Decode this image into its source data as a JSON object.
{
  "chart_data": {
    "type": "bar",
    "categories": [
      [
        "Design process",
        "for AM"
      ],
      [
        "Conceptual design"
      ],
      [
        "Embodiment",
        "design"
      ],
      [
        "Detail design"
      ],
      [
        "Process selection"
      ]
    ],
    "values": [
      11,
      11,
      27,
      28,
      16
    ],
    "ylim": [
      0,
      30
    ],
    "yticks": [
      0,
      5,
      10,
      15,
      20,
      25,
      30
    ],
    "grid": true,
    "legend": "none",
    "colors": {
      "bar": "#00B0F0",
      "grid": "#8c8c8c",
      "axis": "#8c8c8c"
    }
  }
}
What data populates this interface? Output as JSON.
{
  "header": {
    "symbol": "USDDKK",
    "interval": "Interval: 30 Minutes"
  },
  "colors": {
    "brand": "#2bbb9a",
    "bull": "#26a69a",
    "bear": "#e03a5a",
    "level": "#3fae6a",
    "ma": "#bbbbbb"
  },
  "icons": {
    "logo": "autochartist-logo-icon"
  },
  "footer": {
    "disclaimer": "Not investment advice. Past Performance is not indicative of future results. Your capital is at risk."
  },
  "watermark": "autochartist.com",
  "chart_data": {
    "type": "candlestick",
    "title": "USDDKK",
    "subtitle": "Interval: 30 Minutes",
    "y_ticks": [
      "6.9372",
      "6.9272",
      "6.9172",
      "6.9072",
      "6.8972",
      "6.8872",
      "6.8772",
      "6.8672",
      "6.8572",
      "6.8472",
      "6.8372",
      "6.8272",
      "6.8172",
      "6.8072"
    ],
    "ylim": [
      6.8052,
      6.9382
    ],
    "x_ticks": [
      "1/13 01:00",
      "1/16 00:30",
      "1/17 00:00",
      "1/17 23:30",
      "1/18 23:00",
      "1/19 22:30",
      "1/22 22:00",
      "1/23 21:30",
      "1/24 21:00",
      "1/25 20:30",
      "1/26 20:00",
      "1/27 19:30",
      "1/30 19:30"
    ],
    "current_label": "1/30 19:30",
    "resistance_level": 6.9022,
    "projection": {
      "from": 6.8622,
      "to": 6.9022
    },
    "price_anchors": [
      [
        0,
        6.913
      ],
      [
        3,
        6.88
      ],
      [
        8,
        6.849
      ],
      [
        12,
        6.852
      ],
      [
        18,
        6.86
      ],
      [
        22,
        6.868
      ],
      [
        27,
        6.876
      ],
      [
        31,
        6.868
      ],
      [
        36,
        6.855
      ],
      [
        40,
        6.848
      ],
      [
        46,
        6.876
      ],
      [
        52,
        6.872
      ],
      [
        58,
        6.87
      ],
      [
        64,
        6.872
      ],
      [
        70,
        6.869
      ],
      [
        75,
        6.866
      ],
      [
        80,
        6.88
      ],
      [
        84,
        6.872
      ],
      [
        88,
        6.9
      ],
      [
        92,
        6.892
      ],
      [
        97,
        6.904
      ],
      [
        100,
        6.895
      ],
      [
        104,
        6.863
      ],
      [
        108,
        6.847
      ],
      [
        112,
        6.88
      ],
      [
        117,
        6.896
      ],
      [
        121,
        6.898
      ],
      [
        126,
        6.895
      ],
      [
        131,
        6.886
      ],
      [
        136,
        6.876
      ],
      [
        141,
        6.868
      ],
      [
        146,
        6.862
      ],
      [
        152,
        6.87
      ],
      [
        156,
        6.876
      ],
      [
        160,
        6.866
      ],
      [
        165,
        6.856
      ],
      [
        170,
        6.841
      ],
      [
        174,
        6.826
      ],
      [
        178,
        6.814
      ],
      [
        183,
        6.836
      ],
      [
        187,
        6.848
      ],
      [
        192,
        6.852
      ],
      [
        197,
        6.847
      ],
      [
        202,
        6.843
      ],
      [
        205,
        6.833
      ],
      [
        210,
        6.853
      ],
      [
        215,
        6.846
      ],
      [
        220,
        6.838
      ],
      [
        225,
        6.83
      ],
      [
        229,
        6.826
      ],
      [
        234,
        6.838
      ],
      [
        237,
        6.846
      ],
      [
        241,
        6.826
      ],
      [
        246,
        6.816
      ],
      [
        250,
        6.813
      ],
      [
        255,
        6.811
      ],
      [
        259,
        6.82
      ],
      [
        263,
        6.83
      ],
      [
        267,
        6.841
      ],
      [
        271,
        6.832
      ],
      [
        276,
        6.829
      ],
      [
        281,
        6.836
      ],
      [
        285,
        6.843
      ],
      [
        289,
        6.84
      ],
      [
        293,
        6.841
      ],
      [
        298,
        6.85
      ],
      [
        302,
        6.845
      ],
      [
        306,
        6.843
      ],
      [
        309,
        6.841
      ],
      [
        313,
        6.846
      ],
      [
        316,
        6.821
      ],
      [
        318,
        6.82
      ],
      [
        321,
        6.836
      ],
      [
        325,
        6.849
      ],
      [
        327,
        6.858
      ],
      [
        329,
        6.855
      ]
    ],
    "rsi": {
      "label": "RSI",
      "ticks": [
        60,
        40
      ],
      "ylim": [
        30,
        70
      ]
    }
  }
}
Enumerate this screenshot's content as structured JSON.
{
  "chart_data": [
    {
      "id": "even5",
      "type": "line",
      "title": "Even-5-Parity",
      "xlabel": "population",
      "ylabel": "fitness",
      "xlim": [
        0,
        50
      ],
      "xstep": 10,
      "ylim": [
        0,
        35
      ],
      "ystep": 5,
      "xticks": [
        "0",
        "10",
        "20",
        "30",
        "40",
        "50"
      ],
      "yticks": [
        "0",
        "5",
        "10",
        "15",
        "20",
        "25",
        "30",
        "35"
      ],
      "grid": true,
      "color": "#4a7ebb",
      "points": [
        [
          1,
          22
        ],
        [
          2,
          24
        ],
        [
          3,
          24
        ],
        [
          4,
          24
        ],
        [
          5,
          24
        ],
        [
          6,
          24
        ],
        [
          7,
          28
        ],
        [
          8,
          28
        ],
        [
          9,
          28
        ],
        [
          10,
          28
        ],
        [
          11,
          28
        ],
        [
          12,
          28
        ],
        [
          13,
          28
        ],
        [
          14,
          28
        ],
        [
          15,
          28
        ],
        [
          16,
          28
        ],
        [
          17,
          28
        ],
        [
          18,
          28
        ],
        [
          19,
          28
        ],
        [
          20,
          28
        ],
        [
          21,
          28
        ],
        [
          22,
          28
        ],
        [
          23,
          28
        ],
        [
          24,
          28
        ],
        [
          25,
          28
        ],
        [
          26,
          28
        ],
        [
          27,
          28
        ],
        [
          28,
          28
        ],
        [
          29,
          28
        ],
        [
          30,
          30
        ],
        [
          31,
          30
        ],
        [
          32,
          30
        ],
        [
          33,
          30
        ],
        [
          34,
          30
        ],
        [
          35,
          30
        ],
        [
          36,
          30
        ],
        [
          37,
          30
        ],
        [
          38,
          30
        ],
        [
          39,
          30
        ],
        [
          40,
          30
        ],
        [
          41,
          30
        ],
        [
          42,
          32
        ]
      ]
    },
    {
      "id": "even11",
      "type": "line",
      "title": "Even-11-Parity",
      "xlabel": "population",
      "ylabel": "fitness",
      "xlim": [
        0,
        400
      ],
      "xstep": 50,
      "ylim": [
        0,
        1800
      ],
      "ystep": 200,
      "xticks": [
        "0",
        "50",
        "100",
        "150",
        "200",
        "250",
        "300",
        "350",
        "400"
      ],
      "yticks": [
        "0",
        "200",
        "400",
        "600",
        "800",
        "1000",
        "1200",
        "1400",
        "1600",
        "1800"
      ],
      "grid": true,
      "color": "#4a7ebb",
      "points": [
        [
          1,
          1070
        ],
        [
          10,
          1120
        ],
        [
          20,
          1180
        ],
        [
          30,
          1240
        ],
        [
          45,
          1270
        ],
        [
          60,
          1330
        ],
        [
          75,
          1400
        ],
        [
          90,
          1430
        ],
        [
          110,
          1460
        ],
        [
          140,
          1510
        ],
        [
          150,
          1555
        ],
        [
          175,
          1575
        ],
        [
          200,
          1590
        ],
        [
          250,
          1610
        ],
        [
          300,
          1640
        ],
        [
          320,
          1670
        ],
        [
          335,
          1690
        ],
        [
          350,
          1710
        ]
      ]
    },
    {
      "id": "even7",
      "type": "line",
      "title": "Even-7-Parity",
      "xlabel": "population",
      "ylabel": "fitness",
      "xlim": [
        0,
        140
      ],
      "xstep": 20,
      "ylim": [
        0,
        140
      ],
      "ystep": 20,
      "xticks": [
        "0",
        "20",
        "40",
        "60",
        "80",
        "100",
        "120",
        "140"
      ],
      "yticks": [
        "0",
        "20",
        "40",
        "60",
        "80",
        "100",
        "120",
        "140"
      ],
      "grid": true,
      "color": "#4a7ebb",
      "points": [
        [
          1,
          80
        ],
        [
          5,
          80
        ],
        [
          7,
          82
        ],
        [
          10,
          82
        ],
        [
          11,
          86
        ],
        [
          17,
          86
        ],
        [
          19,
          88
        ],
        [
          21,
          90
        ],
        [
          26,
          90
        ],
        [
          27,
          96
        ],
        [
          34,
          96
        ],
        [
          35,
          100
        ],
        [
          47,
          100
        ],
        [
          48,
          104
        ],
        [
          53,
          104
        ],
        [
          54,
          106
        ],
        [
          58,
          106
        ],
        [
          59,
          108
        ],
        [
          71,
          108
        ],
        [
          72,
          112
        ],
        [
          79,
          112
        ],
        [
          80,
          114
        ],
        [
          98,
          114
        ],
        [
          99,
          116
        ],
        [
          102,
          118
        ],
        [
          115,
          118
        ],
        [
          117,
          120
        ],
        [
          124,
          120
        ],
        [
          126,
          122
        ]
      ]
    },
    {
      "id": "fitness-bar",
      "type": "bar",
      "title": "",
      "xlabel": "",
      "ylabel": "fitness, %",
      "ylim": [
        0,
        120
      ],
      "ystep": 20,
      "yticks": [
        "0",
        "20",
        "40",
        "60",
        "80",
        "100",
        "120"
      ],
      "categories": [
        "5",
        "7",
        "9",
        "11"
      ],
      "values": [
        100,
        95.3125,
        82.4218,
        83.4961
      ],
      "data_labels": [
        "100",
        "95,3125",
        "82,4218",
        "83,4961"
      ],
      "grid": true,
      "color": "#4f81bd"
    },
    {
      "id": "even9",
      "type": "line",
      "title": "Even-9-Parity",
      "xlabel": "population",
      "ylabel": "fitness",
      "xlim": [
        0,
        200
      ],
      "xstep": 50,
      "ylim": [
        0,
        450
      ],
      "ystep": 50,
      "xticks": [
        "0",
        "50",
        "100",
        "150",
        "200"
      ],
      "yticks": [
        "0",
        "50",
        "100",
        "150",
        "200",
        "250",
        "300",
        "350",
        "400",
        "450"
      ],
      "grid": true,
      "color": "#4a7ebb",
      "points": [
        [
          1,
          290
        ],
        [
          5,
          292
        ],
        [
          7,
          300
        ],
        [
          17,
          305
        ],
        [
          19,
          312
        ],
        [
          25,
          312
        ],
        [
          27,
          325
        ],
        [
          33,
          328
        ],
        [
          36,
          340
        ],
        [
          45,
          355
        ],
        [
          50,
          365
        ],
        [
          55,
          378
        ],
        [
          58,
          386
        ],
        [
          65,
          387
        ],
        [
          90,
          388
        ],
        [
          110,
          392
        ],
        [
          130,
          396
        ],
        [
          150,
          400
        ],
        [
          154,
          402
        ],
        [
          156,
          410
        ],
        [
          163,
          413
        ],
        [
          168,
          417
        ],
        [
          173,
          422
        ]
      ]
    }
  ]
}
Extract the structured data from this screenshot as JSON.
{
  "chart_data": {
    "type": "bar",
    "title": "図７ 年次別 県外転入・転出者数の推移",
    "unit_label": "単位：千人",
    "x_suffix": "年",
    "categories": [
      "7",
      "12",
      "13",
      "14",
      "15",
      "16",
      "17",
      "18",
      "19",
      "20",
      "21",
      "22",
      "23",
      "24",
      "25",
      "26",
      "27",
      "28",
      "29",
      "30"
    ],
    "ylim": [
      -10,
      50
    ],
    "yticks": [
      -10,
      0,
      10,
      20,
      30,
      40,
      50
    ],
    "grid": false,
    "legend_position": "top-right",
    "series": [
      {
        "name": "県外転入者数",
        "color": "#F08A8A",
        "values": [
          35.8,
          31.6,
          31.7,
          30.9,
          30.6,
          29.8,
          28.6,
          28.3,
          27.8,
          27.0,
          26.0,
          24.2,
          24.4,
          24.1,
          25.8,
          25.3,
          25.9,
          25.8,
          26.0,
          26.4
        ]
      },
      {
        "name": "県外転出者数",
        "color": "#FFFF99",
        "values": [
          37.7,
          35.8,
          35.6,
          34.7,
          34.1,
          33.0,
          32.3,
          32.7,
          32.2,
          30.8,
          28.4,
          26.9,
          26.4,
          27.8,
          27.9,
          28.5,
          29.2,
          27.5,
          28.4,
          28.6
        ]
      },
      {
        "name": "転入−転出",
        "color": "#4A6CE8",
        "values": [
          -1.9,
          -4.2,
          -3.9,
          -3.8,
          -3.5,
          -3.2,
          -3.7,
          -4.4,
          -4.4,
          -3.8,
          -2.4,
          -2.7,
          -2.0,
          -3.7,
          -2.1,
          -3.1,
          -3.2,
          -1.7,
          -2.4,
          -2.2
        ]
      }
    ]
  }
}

» **Task to carry out**:
Choose all lines containing the string "Minutes" and copy them out.

» **Worked answer**:
    "interval": "Interval: 30 Minutes"
    "subtitle": "Interval: 30 Minutes",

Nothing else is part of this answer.